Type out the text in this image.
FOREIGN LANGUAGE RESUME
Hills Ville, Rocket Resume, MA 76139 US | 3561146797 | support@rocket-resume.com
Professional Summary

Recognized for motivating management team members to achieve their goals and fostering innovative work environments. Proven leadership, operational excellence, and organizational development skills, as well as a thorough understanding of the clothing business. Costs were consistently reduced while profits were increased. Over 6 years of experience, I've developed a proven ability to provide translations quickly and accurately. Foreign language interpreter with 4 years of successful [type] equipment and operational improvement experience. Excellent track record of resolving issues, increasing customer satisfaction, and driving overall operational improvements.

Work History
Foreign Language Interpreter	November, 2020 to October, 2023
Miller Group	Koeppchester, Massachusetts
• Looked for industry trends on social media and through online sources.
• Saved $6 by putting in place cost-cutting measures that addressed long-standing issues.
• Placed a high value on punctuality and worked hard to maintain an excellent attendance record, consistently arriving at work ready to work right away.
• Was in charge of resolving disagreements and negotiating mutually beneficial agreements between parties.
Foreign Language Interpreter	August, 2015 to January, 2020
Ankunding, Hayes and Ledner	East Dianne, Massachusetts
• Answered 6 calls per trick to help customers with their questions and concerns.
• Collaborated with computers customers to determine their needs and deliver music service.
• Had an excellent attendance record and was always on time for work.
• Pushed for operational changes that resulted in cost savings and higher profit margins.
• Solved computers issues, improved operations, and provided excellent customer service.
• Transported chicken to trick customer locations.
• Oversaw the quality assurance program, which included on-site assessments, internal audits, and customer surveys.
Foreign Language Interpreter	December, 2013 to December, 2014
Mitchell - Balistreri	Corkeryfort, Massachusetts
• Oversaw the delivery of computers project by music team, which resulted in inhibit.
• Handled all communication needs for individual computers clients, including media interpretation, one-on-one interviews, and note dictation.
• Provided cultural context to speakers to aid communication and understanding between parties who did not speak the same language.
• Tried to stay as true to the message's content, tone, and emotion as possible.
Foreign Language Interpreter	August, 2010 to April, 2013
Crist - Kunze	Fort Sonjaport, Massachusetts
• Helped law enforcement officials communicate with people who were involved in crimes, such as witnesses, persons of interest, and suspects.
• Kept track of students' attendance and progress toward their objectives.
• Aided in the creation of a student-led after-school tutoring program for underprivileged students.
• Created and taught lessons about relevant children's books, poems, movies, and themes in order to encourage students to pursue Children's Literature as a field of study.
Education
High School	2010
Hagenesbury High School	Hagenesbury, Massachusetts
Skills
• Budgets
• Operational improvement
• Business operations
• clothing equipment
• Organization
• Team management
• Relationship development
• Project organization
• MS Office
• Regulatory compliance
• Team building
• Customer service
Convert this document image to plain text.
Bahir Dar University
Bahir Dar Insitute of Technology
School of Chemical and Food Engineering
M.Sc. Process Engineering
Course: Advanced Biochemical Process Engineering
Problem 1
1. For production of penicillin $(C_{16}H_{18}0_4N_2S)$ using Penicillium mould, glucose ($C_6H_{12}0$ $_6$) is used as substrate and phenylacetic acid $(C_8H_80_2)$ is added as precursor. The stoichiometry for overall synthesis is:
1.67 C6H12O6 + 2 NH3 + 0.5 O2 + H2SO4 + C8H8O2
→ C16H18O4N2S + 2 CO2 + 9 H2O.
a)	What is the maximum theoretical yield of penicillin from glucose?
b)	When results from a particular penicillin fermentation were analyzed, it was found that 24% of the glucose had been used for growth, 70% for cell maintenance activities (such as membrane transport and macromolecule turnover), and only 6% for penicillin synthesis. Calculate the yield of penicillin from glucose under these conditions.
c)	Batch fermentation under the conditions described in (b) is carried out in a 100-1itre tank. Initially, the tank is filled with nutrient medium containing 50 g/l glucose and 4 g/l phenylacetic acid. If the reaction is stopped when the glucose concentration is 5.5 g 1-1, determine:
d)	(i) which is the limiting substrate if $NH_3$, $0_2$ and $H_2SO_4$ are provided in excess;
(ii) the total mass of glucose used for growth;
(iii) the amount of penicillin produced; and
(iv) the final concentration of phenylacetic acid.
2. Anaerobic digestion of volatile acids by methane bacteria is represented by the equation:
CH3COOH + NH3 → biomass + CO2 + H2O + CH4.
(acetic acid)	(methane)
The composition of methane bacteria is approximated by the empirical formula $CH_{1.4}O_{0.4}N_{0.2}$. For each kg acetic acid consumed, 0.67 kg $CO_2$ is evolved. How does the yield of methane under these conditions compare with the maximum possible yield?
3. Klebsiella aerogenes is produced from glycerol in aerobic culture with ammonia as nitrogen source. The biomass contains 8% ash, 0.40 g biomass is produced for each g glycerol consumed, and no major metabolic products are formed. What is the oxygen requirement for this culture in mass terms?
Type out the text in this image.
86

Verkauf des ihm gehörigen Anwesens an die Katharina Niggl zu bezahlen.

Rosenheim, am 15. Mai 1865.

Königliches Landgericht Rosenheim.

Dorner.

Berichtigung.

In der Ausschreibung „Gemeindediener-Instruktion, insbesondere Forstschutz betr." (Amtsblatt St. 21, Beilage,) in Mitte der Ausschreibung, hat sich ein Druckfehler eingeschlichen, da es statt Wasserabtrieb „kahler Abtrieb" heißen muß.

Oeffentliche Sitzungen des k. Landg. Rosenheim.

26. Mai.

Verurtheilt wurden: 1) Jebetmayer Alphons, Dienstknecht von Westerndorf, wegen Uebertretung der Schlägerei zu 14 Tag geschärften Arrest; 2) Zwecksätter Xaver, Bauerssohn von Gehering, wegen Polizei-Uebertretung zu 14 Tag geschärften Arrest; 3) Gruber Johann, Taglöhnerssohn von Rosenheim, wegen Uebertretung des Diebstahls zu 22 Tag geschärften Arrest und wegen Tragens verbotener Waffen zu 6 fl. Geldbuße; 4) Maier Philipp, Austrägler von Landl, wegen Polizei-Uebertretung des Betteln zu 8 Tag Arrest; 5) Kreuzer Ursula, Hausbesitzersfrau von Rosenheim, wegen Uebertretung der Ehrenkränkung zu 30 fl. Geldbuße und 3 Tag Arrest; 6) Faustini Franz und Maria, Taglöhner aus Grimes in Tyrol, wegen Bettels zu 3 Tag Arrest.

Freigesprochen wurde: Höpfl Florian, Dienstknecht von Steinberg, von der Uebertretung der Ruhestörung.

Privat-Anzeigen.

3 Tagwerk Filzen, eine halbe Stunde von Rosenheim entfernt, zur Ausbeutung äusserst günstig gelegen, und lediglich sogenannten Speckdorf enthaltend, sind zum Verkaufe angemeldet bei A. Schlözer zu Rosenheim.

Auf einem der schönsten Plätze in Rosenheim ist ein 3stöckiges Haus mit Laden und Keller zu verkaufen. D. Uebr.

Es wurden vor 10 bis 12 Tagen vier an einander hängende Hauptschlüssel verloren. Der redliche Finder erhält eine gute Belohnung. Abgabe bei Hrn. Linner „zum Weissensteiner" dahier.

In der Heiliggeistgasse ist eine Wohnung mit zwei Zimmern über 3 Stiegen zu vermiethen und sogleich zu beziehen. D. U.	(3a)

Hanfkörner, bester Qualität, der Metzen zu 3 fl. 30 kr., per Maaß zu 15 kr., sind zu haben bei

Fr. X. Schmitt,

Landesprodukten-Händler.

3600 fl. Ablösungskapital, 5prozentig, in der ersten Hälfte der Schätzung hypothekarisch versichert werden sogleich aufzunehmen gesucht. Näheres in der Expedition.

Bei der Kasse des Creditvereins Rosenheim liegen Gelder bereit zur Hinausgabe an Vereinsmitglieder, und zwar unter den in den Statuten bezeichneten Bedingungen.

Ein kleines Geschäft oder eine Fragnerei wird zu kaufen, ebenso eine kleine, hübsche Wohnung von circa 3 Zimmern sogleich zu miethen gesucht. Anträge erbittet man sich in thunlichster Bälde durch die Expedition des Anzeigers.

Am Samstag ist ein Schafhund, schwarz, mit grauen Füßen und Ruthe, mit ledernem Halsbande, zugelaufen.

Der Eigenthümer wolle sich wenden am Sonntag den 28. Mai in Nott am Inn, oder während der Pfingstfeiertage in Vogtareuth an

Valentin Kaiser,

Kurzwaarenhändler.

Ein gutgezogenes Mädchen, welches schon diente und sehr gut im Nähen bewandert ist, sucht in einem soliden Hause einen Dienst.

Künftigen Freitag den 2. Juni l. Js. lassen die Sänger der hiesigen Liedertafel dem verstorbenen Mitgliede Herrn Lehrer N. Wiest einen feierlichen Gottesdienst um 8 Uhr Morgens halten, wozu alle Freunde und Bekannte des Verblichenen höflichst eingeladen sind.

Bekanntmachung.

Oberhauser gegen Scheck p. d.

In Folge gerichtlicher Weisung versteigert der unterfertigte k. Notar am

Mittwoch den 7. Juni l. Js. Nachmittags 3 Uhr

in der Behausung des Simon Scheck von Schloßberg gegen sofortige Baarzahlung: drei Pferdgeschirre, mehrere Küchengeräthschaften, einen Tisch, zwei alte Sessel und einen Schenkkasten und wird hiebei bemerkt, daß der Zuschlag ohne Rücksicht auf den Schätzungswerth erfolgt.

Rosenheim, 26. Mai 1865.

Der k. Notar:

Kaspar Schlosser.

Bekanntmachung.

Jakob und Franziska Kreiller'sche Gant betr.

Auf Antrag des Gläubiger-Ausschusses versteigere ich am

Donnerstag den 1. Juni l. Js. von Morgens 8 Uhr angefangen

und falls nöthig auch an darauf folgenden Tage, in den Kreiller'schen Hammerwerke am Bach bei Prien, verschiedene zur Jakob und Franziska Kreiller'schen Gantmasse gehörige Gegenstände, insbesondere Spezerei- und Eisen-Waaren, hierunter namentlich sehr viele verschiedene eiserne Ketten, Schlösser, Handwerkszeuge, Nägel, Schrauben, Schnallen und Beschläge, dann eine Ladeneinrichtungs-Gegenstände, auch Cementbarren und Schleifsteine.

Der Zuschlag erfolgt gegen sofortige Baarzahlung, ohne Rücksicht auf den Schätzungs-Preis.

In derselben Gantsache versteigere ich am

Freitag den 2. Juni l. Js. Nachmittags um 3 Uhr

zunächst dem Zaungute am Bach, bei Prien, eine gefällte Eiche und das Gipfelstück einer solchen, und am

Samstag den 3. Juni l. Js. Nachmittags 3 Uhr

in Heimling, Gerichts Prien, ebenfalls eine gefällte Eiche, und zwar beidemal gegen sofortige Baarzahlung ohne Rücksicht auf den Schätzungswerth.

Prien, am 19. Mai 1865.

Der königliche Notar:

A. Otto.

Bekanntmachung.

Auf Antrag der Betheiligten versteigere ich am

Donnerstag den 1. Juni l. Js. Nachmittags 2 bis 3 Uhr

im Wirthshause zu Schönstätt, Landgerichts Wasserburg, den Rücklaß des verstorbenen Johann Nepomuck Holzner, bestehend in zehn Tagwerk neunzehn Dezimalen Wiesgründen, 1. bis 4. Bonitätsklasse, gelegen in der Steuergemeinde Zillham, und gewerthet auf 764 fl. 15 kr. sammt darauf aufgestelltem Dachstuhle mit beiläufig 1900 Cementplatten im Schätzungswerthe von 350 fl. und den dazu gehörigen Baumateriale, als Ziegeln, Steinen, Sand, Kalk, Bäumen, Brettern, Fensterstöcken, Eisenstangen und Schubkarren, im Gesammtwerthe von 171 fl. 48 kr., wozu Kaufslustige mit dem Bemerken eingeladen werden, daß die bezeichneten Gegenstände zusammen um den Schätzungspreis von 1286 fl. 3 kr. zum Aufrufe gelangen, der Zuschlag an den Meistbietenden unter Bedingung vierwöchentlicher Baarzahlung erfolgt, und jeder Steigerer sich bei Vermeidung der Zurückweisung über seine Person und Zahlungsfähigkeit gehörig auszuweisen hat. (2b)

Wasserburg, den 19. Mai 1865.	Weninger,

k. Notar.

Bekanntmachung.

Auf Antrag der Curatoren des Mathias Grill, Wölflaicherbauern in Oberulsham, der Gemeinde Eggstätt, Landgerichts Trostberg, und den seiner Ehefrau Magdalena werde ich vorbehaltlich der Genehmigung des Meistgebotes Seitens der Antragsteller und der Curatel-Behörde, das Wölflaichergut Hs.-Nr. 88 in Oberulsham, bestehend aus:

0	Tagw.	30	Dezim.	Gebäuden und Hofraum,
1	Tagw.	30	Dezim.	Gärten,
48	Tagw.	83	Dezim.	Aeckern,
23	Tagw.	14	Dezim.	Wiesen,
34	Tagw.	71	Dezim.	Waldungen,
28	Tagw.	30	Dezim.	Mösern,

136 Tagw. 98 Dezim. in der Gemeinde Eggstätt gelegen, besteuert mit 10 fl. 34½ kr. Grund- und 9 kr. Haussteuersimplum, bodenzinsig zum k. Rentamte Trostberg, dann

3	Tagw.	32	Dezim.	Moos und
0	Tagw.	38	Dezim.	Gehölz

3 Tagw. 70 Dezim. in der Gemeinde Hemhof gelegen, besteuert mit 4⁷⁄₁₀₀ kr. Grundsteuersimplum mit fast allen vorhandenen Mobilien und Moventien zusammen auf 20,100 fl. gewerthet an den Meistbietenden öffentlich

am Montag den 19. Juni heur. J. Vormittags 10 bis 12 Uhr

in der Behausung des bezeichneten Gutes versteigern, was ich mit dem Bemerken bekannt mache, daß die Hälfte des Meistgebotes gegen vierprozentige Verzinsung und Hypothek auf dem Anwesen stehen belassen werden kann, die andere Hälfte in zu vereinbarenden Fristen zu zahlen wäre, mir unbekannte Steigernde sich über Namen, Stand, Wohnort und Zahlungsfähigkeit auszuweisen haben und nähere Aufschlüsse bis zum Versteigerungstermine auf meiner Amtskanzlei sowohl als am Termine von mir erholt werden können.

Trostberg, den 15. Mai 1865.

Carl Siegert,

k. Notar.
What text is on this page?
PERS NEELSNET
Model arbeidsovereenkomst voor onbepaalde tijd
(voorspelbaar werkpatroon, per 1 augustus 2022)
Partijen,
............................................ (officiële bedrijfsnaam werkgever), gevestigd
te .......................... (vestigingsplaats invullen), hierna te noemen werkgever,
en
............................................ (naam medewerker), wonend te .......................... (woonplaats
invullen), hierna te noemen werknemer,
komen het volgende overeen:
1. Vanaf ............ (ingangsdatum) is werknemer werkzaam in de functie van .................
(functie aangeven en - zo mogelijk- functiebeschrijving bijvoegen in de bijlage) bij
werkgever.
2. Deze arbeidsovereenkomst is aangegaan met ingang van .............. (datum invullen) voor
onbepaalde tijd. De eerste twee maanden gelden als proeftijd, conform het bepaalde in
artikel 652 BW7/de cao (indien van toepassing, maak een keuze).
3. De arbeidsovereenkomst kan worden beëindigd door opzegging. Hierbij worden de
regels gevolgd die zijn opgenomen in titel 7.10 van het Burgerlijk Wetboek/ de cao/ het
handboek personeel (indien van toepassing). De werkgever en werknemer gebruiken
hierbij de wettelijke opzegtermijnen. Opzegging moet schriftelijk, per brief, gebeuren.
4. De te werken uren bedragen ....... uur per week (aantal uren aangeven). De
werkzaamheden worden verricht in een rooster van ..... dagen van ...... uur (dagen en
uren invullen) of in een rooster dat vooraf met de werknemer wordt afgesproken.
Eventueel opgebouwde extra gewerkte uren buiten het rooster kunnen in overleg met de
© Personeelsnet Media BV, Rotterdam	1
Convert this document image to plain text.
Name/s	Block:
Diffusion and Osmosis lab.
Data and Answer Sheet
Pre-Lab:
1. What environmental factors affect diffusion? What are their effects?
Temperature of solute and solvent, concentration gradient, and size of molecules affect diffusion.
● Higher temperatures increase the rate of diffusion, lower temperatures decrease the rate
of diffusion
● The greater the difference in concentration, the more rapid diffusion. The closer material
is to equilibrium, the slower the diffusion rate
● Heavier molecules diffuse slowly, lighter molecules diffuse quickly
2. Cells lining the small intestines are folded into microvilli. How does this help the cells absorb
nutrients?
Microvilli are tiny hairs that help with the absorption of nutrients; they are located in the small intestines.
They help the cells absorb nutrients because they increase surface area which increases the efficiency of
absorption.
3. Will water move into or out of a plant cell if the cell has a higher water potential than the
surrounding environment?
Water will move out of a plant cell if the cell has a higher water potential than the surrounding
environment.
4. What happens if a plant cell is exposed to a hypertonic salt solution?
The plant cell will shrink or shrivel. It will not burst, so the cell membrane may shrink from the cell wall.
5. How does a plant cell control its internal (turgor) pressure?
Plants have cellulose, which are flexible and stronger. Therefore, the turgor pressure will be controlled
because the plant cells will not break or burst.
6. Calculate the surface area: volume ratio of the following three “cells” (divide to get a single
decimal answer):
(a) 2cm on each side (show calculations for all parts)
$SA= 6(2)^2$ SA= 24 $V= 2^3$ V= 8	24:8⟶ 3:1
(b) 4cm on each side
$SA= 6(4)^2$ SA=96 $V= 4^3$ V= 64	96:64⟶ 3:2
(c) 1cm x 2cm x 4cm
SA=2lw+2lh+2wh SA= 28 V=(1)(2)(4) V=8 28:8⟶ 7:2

§ **What is being asked**
Answer with a single number: how many lines above hold the word "computers"?

§ **Exercise answer**
4